# wtf have i gotten myself into.



## LeeevinKansas (Apr 7, 2011)

seriously people especially my woman really dont get me when it comes to feelings, emotions, etc. yea yea im a guy but im a freedom lovin hippy who wanders around in the country. the city aint my thing. people here are dicks and are all like government lovin fools. fuckin hate that shit.

anyways so ive been delaying hitchhiking for about a year now. theres other posts on here about how i stayed in the woods for like 3 weeks and was constantly livin with random fuckin people, sometimes family or relatives, friends, strangers. basically living on the streets during the day and (i hate how that sound...livin on the streets *scoff* ) and crashin with wherever i could. this went on for about 7 months. then i finally got a job. but i left after a month. i wanted the FUCK out of here. seriously man i hate this shit. i dont want the life all those "normal" people have. ive thought about this shit for like years man, all my life, i aint a stranger to the war on hippies, and the governments, and religion u know. ive been around the block hundreds if not millions of times. i understand this shit. i grew up around it. 

anyways i bout a bus ticket to des moines iowa, cuz i chilled with some college kid in some town there called Maxwell. been meaning to go back for a long time. cuz we had good times together and its a lonely state. great for solitary life. the life of a hermit. somethin like that. anyways i never went. i ended up eventually meeting my lady. and heres where shit went to hell.

i knew full well if i got a woman id be fucked. theyd drag me down more than likely to some lifestyle i dont want. my mind my heart my soul my lifestyle who i am my beliefs everything says NO FUCK THAT. i do what i want. and ive been puttin it off for so fucking long. i wanna get the fuck out and hitchhike. 

Ive already tried leavin like 5 times. she found out about it one of the times. almost left me. as badly as wanted to elave i couldnt bring myself to just leave her. then we eventually ended up livin together for like 6 months almost now. feels like 2 or 3 years for me especially, because i chose to remain single prior to meeting her for like 2 years.....

and she knows i wanna be free. u know. free from all the daily drama and bs cuz thats what it is. city life bullshit. im not running from responsibility for one. we have no kids, and we're just bf/gf. aint married . but everytime i try i just cant do it. shes my wife basically but unmarried. u know 6 month aint long but when uve never been livin with someone, largely because i move around too much u know. and then bam u get into this relationship, and slowly by surely u just cantleave.


----------



## LeeevinKansas (Apr 7, 2011)

==================================================

Exercise brief
In the forum post, which city did the poster buy a bus ticket to? The listing comes from a separate source unrelated to the forum post.

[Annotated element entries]
==================================================

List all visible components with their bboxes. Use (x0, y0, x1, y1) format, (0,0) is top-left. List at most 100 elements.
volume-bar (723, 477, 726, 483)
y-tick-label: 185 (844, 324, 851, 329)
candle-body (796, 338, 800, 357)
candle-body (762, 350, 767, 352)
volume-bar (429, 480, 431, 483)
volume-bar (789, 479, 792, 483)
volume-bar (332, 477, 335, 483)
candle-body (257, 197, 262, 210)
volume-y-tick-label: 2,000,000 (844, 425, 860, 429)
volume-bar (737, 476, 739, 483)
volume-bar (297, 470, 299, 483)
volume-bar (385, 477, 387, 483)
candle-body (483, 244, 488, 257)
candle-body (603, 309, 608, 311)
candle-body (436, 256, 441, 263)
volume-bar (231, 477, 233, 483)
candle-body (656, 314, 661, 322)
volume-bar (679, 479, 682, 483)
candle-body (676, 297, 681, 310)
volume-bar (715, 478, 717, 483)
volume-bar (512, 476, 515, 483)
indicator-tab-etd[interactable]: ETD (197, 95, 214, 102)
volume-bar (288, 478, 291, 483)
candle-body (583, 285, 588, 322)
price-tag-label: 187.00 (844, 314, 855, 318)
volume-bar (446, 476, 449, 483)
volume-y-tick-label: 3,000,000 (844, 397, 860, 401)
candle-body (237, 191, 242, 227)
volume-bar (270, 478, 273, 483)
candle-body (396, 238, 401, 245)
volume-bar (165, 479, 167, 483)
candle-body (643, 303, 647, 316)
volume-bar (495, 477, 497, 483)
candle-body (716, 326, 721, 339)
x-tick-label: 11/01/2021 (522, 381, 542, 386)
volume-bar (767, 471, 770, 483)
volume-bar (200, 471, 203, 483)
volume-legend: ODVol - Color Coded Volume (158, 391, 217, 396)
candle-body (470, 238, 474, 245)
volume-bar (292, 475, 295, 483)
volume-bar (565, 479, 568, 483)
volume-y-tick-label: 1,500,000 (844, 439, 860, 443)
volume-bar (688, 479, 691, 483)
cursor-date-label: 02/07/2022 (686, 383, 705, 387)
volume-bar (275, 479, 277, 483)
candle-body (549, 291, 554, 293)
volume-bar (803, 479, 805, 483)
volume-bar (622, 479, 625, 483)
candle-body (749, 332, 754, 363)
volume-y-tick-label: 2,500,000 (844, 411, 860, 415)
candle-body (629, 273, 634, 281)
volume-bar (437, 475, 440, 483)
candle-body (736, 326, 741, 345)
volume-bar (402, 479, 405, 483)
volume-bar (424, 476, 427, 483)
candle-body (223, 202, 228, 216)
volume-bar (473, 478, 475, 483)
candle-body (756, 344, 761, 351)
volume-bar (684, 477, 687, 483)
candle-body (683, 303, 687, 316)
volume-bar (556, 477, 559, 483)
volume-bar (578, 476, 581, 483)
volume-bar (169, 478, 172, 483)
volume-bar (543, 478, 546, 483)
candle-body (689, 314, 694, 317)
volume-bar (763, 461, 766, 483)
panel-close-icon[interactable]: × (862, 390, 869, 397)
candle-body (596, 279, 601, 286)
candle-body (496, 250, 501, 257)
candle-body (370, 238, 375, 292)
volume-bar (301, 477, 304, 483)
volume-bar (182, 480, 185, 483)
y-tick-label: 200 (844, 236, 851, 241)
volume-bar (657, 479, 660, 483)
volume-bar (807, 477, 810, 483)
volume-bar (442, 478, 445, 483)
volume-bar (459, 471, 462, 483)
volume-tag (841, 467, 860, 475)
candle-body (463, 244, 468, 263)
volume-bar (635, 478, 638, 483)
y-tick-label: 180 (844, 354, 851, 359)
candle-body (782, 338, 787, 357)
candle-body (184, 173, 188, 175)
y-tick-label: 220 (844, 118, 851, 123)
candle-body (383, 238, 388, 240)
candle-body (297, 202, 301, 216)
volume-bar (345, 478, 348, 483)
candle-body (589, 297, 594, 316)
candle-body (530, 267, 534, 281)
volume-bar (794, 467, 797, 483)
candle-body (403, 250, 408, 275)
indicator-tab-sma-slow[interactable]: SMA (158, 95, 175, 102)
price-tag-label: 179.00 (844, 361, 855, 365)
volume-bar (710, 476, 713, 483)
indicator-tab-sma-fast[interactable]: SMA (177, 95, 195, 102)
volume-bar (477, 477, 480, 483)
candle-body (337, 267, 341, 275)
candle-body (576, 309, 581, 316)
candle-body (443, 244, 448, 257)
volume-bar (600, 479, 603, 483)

==================================================

Response
Des Moines, Iowa.